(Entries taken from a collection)
───
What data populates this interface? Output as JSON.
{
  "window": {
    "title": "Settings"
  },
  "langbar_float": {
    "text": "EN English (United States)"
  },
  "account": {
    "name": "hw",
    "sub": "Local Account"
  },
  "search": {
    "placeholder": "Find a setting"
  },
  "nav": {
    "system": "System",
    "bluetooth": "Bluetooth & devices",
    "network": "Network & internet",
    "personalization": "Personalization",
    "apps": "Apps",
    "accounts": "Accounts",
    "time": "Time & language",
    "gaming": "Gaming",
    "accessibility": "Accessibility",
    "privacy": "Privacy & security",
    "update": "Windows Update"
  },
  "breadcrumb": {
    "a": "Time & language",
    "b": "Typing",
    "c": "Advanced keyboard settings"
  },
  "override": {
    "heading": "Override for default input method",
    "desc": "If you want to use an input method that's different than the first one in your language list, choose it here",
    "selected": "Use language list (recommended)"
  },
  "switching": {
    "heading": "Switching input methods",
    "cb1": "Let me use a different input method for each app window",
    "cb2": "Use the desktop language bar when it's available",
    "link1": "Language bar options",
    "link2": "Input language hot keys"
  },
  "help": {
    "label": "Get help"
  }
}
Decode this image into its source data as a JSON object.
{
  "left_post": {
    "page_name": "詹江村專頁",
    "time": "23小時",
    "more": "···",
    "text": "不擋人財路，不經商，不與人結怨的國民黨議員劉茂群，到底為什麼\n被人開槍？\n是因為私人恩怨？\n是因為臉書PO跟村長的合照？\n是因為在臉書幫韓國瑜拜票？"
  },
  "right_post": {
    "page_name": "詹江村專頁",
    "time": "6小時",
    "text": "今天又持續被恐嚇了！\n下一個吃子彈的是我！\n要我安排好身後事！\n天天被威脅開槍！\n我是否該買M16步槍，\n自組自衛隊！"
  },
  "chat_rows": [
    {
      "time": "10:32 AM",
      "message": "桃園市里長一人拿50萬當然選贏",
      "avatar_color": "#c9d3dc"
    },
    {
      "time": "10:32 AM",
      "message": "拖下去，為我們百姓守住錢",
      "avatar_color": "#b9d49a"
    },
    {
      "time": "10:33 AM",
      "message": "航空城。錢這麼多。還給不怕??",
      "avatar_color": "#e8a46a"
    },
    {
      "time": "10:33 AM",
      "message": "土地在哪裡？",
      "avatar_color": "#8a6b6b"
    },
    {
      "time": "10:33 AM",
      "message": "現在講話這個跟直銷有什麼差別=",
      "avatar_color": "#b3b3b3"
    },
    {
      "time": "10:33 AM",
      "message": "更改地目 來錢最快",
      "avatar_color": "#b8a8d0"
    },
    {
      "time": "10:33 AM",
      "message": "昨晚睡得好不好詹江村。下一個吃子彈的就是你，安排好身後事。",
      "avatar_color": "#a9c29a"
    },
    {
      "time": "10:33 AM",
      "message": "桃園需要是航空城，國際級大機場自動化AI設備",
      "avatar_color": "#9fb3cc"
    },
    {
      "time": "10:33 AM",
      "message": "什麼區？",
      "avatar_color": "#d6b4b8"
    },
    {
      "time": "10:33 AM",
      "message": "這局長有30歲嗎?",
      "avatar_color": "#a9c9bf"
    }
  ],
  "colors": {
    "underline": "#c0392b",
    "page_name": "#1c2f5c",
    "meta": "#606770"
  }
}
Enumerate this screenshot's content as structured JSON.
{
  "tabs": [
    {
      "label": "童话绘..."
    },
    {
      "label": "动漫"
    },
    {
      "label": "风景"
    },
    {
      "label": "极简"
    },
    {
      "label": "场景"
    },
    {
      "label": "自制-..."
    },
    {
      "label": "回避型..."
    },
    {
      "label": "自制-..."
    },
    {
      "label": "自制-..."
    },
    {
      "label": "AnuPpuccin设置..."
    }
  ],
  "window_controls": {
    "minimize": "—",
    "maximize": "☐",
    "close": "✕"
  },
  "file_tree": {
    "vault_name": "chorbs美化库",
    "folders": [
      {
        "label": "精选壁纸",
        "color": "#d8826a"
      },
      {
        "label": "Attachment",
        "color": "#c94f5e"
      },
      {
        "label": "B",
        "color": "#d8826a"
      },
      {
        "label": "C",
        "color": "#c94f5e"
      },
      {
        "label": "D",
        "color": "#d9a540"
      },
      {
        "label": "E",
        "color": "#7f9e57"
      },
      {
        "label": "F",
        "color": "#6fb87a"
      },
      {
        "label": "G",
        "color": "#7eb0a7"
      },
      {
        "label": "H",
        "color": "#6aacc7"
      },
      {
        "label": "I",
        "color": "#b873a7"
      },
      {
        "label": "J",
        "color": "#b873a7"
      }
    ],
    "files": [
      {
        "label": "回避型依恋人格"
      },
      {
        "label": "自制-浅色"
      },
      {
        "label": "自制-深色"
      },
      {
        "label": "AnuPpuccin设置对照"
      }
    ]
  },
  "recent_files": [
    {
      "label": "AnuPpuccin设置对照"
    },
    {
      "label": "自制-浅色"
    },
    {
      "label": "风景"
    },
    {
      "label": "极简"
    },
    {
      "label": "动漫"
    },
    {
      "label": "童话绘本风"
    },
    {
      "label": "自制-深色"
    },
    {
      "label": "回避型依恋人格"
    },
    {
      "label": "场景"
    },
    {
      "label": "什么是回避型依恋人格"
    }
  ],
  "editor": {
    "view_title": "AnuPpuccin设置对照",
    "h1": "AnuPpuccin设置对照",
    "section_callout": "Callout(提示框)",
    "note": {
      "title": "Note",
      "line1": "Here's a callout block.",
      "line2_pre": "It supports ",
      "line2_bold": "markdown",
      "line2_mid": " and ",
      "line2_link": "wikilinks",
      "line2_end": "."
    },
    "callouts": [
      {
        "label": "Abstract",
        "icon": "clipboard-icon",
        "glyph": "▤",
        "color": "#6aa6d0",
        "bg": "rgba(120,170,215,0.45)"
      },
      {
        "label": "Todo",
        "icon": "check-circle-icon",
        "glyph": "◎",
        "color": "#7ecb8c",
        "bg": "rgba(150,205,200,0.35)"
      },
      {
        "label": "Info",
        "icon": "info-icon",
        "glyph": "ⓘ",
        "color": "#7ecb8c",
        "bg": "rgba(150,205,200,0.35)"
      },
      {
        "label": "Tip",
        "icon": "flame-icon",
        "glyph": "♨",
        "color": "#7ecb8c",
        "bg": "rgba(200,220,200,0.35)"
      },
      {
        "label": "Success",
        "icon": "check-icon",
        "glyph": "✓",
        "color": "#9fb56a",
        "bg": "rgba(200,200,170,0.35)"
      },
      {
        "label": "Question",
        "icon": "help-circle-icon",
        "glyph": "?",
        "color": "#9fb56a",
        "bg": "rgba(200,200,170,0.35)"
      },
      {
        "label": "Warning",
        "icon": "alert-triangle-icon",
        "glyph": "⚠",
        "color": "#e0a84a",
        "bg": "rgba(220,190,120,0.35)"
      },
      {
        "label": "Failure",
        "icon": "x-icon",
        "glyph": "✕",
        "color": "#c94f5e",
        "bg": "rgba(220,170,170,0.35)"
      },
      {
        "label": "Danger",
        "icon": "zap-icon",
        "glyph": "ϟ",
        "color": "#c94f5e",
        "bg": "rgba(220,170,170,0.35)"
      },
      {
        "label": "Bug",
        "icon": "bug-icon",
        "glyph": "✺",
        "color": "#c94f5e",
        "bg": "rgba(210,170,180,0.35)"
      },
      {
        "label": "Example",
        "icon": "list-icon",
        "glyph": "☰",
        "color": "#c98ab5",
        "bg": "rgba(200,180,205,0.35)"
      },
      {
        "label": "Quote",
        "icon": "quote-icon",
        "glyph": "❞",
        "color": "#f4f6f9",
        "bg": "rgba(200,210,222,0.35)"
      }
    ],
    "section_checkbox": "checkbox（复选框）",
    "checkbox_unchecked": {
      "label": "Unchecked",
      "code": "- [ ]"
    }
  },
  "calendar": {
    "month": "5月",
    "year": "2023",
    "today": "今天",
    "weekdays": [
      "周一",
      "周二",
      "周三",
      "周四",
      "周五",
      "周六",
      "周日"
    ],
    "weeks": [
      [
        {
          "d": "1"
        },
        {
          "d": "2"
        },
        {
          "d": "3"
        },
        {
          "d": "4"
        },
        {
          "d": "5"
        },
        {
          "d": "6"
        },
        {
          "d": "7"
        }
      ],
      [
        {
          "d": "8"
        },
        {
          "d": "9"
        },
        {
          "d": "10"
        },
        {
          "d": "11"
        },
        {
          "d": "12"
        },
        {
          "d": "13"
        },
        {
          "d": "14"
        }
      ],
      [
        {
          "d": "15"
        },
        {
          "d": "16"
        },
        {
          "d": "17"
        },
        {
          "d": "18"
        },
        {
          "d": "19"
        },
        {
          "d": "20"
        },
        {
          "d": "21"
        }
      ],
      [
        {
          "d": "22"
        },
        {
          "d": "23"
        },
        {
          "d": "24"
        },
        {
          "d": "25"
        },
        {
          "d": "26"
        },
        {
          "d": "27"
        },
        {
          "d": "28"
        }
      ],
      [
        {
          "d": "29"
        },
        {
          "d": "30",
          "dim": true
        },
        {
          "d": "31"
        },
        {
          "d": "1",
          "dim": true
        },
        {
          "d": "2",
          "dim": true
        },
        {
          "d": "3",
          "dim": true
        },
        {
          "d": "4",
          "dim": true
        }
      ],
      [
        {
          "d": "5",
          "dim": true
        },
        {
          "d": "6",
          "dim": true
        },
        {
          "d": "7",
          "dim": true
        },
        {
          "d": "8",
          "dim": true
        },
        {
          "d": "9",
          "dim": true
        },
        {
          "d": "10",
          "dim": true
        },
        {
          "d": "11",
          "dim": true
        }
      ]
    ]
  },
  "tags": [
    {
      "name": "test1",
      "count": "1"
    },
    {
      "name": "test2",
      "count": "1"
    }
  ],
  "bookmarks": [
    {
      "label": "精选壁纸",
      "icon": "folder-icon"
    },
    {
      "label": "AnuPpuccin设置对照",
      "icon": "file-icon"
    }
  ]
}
───
Locate the lines above that contain "this" and copy them.

SOLUTION TO THE PROBLEM »
What data populates this interface? Output as JSON.
Decode this image into its source data as a JSON object.
Enumerate this screenshot's content as structured JSON.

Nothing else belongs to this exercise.